• TASK MATERIAL
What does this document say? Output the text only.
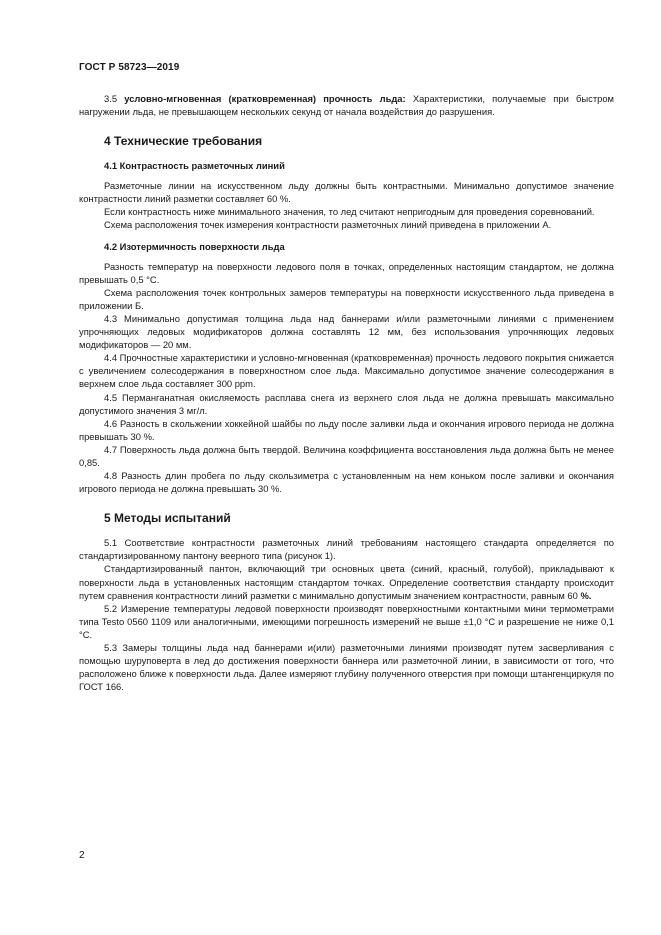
ГОСТ Р 58723—2019

3.5 условно-мгновенная (кратковременная) прочность льда: Характеристики, получаемые при быстром нагружении льда, не превышающем нескольких секунд от начала воздействия до разрушения.

4 Технические требования
4.1 Контрастность разметочных линий

Разметочные линии на искусственном льду должны быть контрастными. Минимально допустимое значение контрастности линий разметки составляет 60 %.

Если контрастность ниже минимального значения, то лед считают непригодным для проведения соревнований.

Схема расположения точек измерения контрастности разметочных линий приведена в приложении А.

4.2 Изотермичность поверхности льда

Разность температур на поверхности ледового поля в точках, определенных настоящим стандартом, не должна превышать 0,5 °С.

Схема расположения точек контрольных замеров температуры на поверхности искусственного льда приведена в приложении Б.

4.3 Минимально допустимая толщина льда над баннерами и/или разметочными линиями с применением упрочняющих ледовых модификаторов должна составлять 12 мм, без использования упрочняющих ледовых модификаторов — 20 мм.

4.4 Прочностные характеристики и условно-мгновенная (кратковременная) прочность ледового покрытия снижается с увеличением солесодержания в поверхностном слое льда. Максимально допустимое значение солесодержания в верхнем слое льда составляет 300 ppm.

4.5 Перманганатная окисляемость расплава снега из верхнего слоя льда не должна превышать максимально допустимого значения 3 мг/л.

4.6 Разность в скольжении хоккейной шайбы по льду после заливки льда и окончания игрового периода не должна превышать 30 %.

4.7 Поверхность льда должна быть твердой. Величина коэффициента восстановления льда должна быть не менее 0,85.

4.8 Разность длин пробега по льду скользиметра с установленным на нем коньком после заливки и окончания игрового периода не должна превышать 30 %.

5 Методы испытаний

5.1 Соответствие контрастности разметочных линий требованиям настоящего стандарта определяется по стандартизированному пантону веерного типа (рисунок 1).

Стандартизированный пантон, включающий три основных цвета (синий, красный, голубой), прикладывают к поверхности льда в установленных настоящим стандартом точках. Определение соответствия стандарту происходит путем сравнения контрастности линий разметки с минимально допустимым значением контрастности, равным 60 %.

5.2 Измерение температуры ледовой поверхности производят поверхностными контактными мини термометрами типа Testo 0560 1109 или аналогичными, имеющими погрешность измерений не выше ±1,0 °С и разрешение не ниже 0,1 °С.

5.3 Замеры толщины льда над баннерами и(или) разметочными линиями производят путем засверливания с помощью шуруповерта в лед до достижения поверхности баннера или разметочной линии, в зависимости от того, что расположено ближе к поверхности льда. Далее измеряют глубину полученного отверстия при помощи штангенциркуля по ГОСТ 166.

2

• TASK BRIEF
Images in the data above are to be skipped. Retype all other material exactly.

• CORRECT RESULT
What does this document say? Output the text only.
ГОСТ Р 58723—2019

3.5 условно-мгновенная (кратковременная) прочность льда: Характеристики, получаемые при быстром нагружении льда, не превышающем нескольких секунд от начала воздействия до разрушения.

4 Технические требования
4.1 Контрастность разметочных линий

Разметочные линии на искусственном льду должны быть контрастными. Минимально допустимое значение контрастности линий разметки составляет 60 %.

Если контрастность ниже минимального значения, то лед считают непригодным для проведения соревнований.

Схема расположения точек измерения контрастности разметочных линий приведена в приложении А.

4.2 Изотермичность поверхности льда

Разность температур на поверхности ледового поля в точках, определенных настоящим стандартом, не должна превышать 0,5 °С.

Схема расположения точек контрольных замеров температуры на поверхности искусственного льда приведена в приложении Б.

4.3 Минимально допустимая толщина льда над баннерами и/или разметочными линиями с применением упрочняющих ледовых модификаторов должна составлять 12 мм, без использования упрочняющих ледовых модификаторов — 20 мм.

4.4 Прочностные характеристики и условно-мгновенная (кратковременная) прочность ледового покрытия снижается с увеличением солесодержания в поверхностном слое льда. Максимально допустимое значение солесодержания в верхнем слое льда составляет 300 ppm.

4.5 Перманганатная окисляемость расплава снега из верхнего слоя льда не должна превышать максимально допустимого значения 3 мг/л.

4.6 Разность в скольжении хоккейной шайбы по льду после заливки льда и окончания игрового периода не должна превышать 30 %.

4.7 Поверхность льда должна быть твердой. Величина коэффициента восстановления льда должна быть не менее 0,85.

4.8 Разность длин пробега по льду скользиметра с установленным на нем коньком после заливки и окончания игрового периода не должна превышать 30 %.

5 Методы испытаний

5.1 Соответствие контрастности разметочных линий требованиям настоящего стандарта определяется по стандартизированному пантону веерного типа (рисунок 1).

Стандартизированный пантон, включающий три основных цвета (синий, красный, голубой), прикладывают к поверхности льда в установленных настоящим стандартом точках. Определение соответствия стандарту происходит путем сравнения контрастности линий разметки с минимально допустимым значением контрастности, равным 60 %.

5.2 Измерение температуры ледовой поверхности производят поверхностными контактными мини термометрами типа Testo 0560 1109 или аналогичными, имеющими погрешность измерений не выше ±1,0 °С и разрешение не ниже 0,1 °С.

5.3 Замеры толщины льда над баннерами и(или) разметочными линиями производят путем засверливания с помощью шуруповерта в лед до достижения поверхности баннера или разметочной линии, в зависимости от того, что расположено ближе к поверхности льда. Далее измеряют глубину полученного отверстия при помощи штангенциркуля по ГОСТ 166.

2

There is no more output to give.